- Written instruction
Omit the pictures and output every entry below exactly as written.
--- START Information provided ---
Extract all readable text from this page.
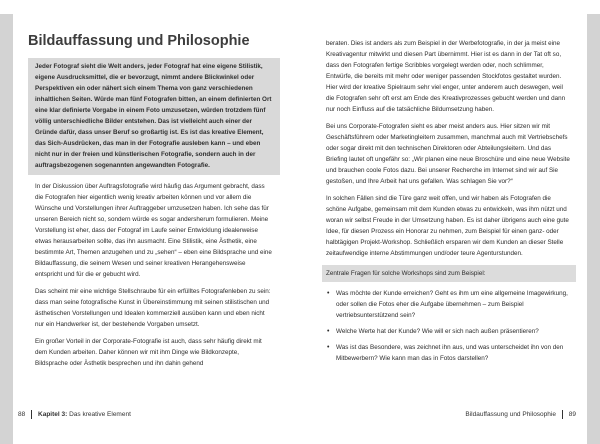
Bildauffassung und Philosophie
Jeder Fotograf sieht die Welt anders, jeder Fotograf hat eine eigene Stilistik, eigene Ausdrucksmittel, die er bevorzugt, nimmt andere Blickwinkel oder Perspektiven ein oder nähert sich einem Thema von ganz verschiedenen inhaltlichen Seiten. Würde man fünf Fotografen bitten, an einem definierten Ort eine klar definierte Vorgabe in einem Foto umzusetzen, würden trotzdem fünf völlig unterschiedliche Bilder entstehen. Das ist vielleicht auch einer der Gründe dafür, dass unser Beruf so großartig ist. Es ist das kreative Element, das Sich-Ausdrücken, das man in der Fotografie ausleben kann – und eben nicht nur in der freien und künstlerischen Fotografie, sondern auch in der auftragsbezogenen sogenannten angewandten Fotografie.

In der Diskussion über Auftragsfotografie wird häufig das Argument gebracht, dass die Fotografen hier eigentlich wenig kreativ arbeiten können und vor allem die Wünsche und Vorstellungen ihrer Auftraggeber umzusetzen haben. Ich sehe das für unseren Bereich nicht so, sondern würde es sogar andersherum formulieren. Meine Vorstellung ist eher, dass der Fotograf im Laufe seiner Entwicklung idealerweise etwas herausarbeiten sollte, das ihn ausmacht. Eine Stilistik, eine Ästhetik, eine bestimmte Art, Themen anzugehen und zu „sehen“ – eben eine Bildsprache und eine Bildauffassung, die seinem Wesen und seiner kreativen Herangehensweise entspricht und für die er gebucht wird.

Das scheint mir eine wichtige Stellschraube für ein erfülltes Fotografenleben zu sein: dass man seine fotografische Kunst in Übereinstimmung mit seinen stilistischen und ästhetischen Vorstellungen und Idealen kommerziell ausüben kann und eben nicht nur ein Handwerker ist, der bestehende Vorgaben umsetzt.

Ein großer Vorteil in der Corporate-Fotografie ist auch, dass sehr häufig direkt mit dem Kunden arbeiten. Daher können wir mit ihm Dinge wie Bildkonzepte, Bildsprache oder Ästhetik besprechen und ihn dahin gehend

88 Kapitel 3: Das kreative Element

beraten. Dies ist anders als zum Beispiel in der Werbefotografie, in der ja meist eine Kreativagentur mitwirkt und diesen Part übernimmt. Hier ist es dann in der Tat oft so, dass den Fotografen fertige Scribbles vorgelegt werden oder, noch schlimmer, Entwürfe, die bereits mit mehr oder weniger passenden Stockfotos gestaltet wurden. Hier wird der kreative Spielraum sehr viel enger, unter anderem auch deswegen, weil die Fotografen sehr oft erst am Ende des Kreativprozesses gebucht werden und dann nur noch Einfluss auf die tatsächliche Bildumsetzung haben.

Bei uns Corporate-Fotografen sieht es aber meist anders aus. Hier sitzen wir mit Geschäftsführern oder Marketingleitern zusammen, manchmal auch mit Vertriebschefs oder sogar direkt mit den technischen Direktoren oder Abteilungsleitern. Und das Briefing lautet oft ungefähr so: „Wir planen eine neue Broschüre und eine neue Website und brauchen coole Fotos dazu. Bei unserer Recherche im Internet sind wir auf Sie gestoßen, und Ihre Arbeit hat uns gefallen. Was schlagen Sie vor?“

In solchen Fällen sind die Türe ganz weit offen, und wir haben als Fotografen die schöne Aufgabe, gemeinsam mit dem Kunden etwas zu entwickeln, was ihm nützt und woran wir selbst Freude in der Umsetzung haben. Es ist daher übrigens auch eine gute Idee, für diesen Prozess ein Honorar zu nehmen, zum Beispiel für einen ganz- oder halbtägigen Projekt-Workshop. Schließlich ersparen wir dem Kunden an dieser Stelle zeitaufwendige interne Abstimmungen und/oder teure Agenturstunden.

Zentrale Fragen für solche Workshops sind zum Beispiel:

• Was möchte der Kunde erreichen? Geht es ihm um eine allgemeine Imagewirkung, oder sollen die Fotos eher die Aufgabe übernehmen – zum Beispiel vertriebsunterstützend sein?
• Welche Werte hat der Kunde? Wie will er sich nach außen präsentieren?
• Was ist das Besondere, was zeichnet ihn aus, und was unterscheidet ihn von den Mitbewerbern? Wie kann man das in Fotos darstellen?
Bildauffassung und Philosophie 89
--- END Information provided ---
- Full response
Extract all readable text from this page.
Bildauffassung und Philosophie
Jeder Fotograf sieht die Welt anders, jeder Fotograf hat eine eigene Stilistik, eigene Ausdrucksmittel, die er bevorzugt, nimmt andere Blickwinkel oder Perspektiven ein oder nähert sich einem Thema von ganz verschiedenen inhaltlichen Seiten. Würde man fünf Fotografen bitten, an einem definierten Ort eine klar definierte Vorgabe in einem Foto umzusetzen, würden trotzdem fünf völlig unterschiedliche Bilder entstehen. Das ist vielleicht auch einer der Gründe dafür, dass unser Beruf so großartig ist. Es ist das kreative Element, das Sich-Ausdrücken, das man in der Fotografie ausleben kann – und eben nicht nur in der freien und künstlerischen Fotografie, sondern auch in der auftragsbezogenen sogenannten angewandten Fotografie.

In der Diskussion über Auftragsfotografie wird häufig das Argument gebracht, dass die Fotografen hier eigentlich wenig kreativ arbeiten können und vor allem die Wünsche und Vorstellungen ihrer Auftraggeber umzusetzen haben. Ich sehe das für unseren Bereich nicht so, sondern würde es sogar andersherum formulieren. Meine Vorstellung ist eher, dass der Fotograf im Laufe seiner Entwicklung idealerweise etwas herausarbeiten sollte, das ihn ausmacht. Eine Stilistik, eine Ästhetik, eine bestimmte Art, Themen anzugehen und zu „sehen“ – eben eine Bildsprache und eine Bildauffassung, die seinem Wesen und seiner kreativen Herangehensweise entspricht und für die er gebucht wird.

Das scheint mir eine wichtige Stellschraube für ein erfülltes Fotografenleben zu sein: dass man seine fotografische Kunst in Übereinstimmung mit seinen stilistischen und ästhetischen Vorstellungen und Idealen kommerziell ausüben kann und eben nicht nur ein Handwerker ist, der bestehende Vorgaben umsetzt.

Ein großer Vorteil in der Corporate-Fotografie ist auch, dass sehr häufig direkt mit dem Kunden arbeiten. Daher können wir mit ihm Dinge wie Bildkonzepte, Bildsprache oder Ästhetik besprechen und ihn dahin gehend

88 Kapitel 3: Das kreative Element

beraten. Dies ist anders als zum Beispiel in der Werbefotografie, in der ja meist eine Kreativagentur mitwirkt und diesen Part übernimmt. Hier ist es dann in der Tat oft so, dass den Fotografen fertige Scribbles vorgelegt werden oder, noch schlimmer, Entwürfe, die bereits mit mehr oder weniger passenden Stockfotos gestaltet wurden. Hier wird der kreative Spielraum sehr viel enger, unter anderem auch deswegen, weil die Fotografen sehr oft erst am Ende des Kreativprozesses gebucht werden und dann nur noch Einfluss auf die tatsächliche Bildumsetzung haben.

Bei uns Corporate-Fotografen sieht es aber meist anders aus. Hier sitzen wir mit Geschäftsführern oder Marketingleitern zusammen, manchmal auch mit Vertriebschefs oder sogar direkt mit den technischen Direktoren oder Abteilungsleitern. Und das Briefing lautet oft ungefähr so: „Wir planen eine neue Broschüre und eine neue Website und brauchen coole Fotos dazu. Bei unserer Recherche im Internet sind wir auf Sie gestoßen, und Ihre Arbeit hat uns gefallen. Was schlagen Sie vor?“

In solchen Fällen sind die Türe ganz weit offen, und wir haben als Fotografen die schöne Aufgabe, gemeinsam mit dem Kunden etwas zu entwickeln, was ihm nützt und woran wir selbst Freude in der Umsetzung haben. Es ist daher übrigens auch eine gute Idee, für diesen Prozess ein Honorar zu nehmen, zum Beispiel für einen ganz- oder halbtägigen Projekt-Workshop. Schließlich ersparen wir dem Kunden an dieser Stelle zeitaufwendige interne Abstimmungen und/oder teure Agenturstunden.

Zentrale Fragen für solche Workshops sind zum Beispiel:

• Was möchte der Kunde erreichen? Geht es ihm um eine allgemeine Imagewirkung, oder sollen die Fotos eher die Aufgabe übernehmen – zum Beispiel vertriebsunterstützend sein?
• Welche Werte hat der Kunde? Wie will er sich nach außen präsentieren?
• Was ist das Besondere, was zeichnet ihn aus, und was unterscheidet ihn von den Mitbewerbern? Wie kann man das in Fotos darstellen?
Bildauffassung und Philosophie 89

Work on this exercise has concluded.